• [What the exercise asks] All lines in the data bearing the string "each" should be identified and copied.

— START Material for this task —

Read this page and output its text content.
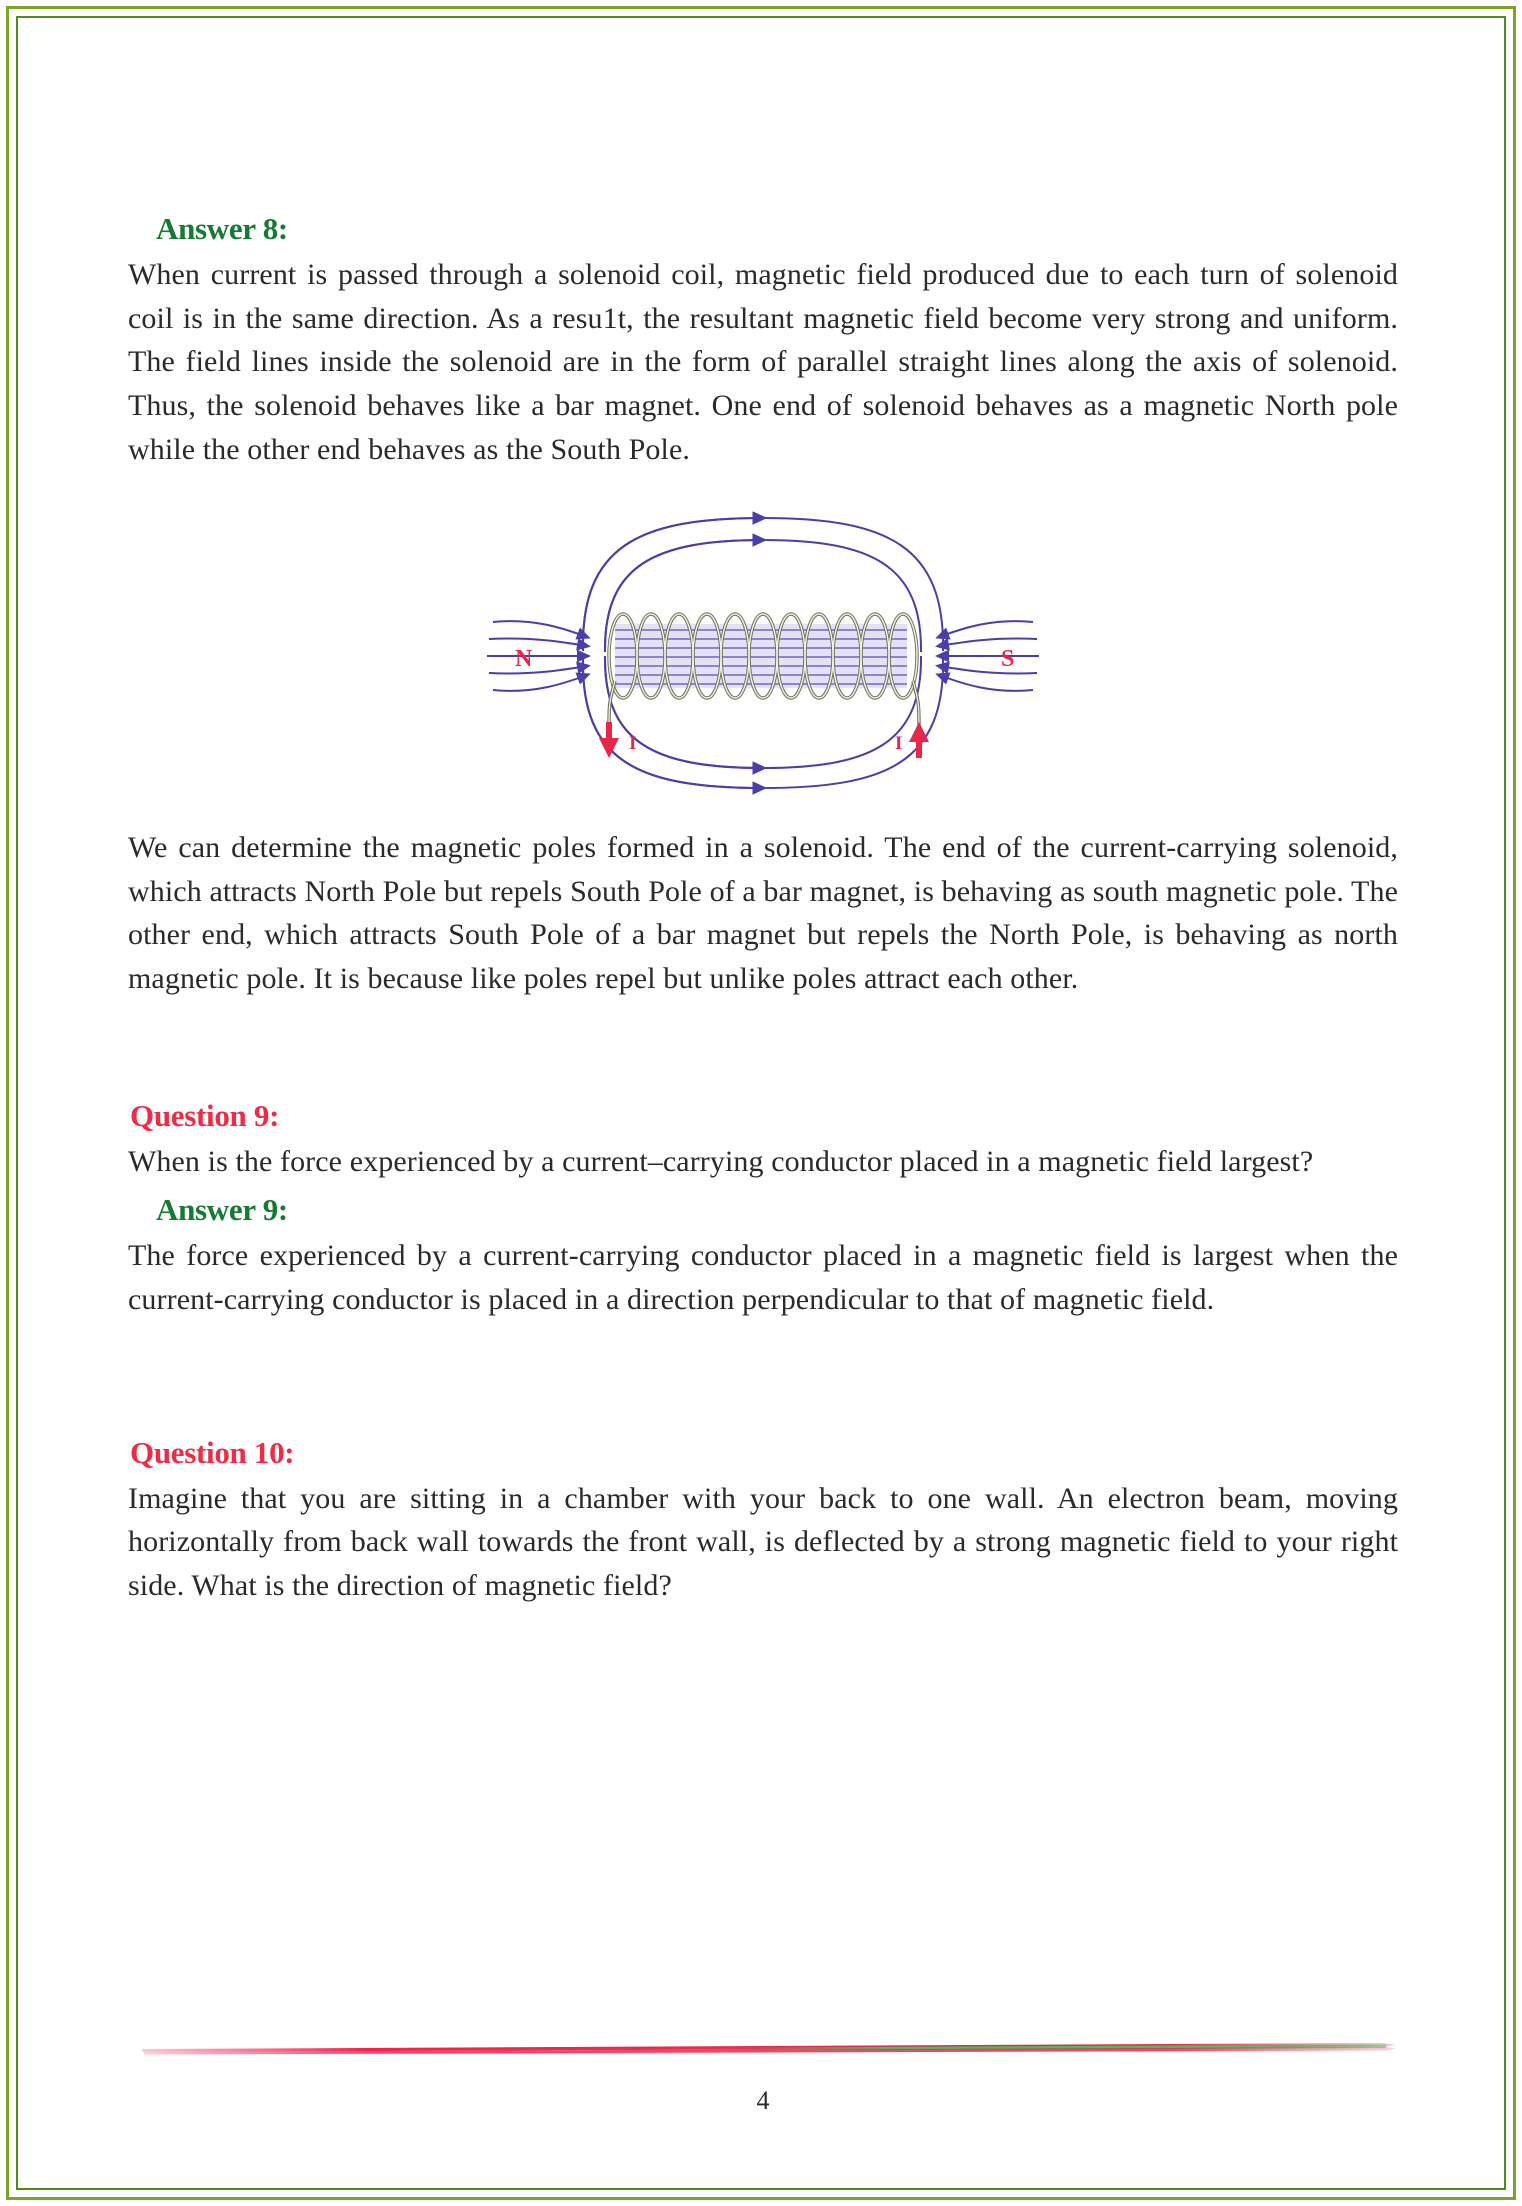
Answer 8:

When current is passed through a solenoid coil, magnetic field produced due to each turn of solenoid coil is in the same direction. As a resu1t, the resultant magnetic field become very strong and uniform. The field lines inside the solenoid are in the form of parallel straight lines along the axis of solenoid. Thus, the solenoid behaves like a bar magnet. One end of solenoid behaves as a magnetic North pole while the other end behaves as the South Pole.

I	I
N	S

We can determine the magnetic poles formed in a solenoid. The end of the current-carrying solenoid, which attracts North Pole but repels South Pole of a bar magnet, is behaving as south magnetic pole. The other end, which attracts South Pole of a bar magnet but repels the North Pole, is behaving as north magnetic pole. It is because like poles repel but unlike poles attract each other.

Question 9:

When is the force experienced by a current–carrying conductor placed in a magnetic field largest?

Answer 9:

The force experienced by a current-carrying conductor placed in a magnetic field is largest when the current-carrying conductor is placed in a direction perpendicular to that of magnetic field.

Question 10:

Imagine that you are sitting in a chamber with your back to one wall. An electron beam, moving horizontally from back wall towards the front wall, is deflected by a strong magnetic field to your right side. What is the direction of magnetic field?

4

— END Material for this task —

• [Exercise result]
When current is passed through a solenoid coil, magnetic field produced due to each turn of solenoid coil is in the same direction. As a resu1t, the resultant magnetic field become very strong and uniform. The field lines inside the solenoid are in the form of parallel straight lines along the axis of solenoid. Thus, the solenoid behaves like a bar magnet. One end of solenoid behaves as a magnetic North pole while the other end behaves as the South Pole.
We can determine the magnetic poles formed in a solenoid. The end of the current-carrying solenoid, which attracts North Pole but repels South Pole of a bar magnet, is behaving as south magnetic pole. The other end, which attracts South Pole of a bar magnet but repels the North Pole, is behaving as north magnetic pole. It is because like poles repel but unlike poles attract each other.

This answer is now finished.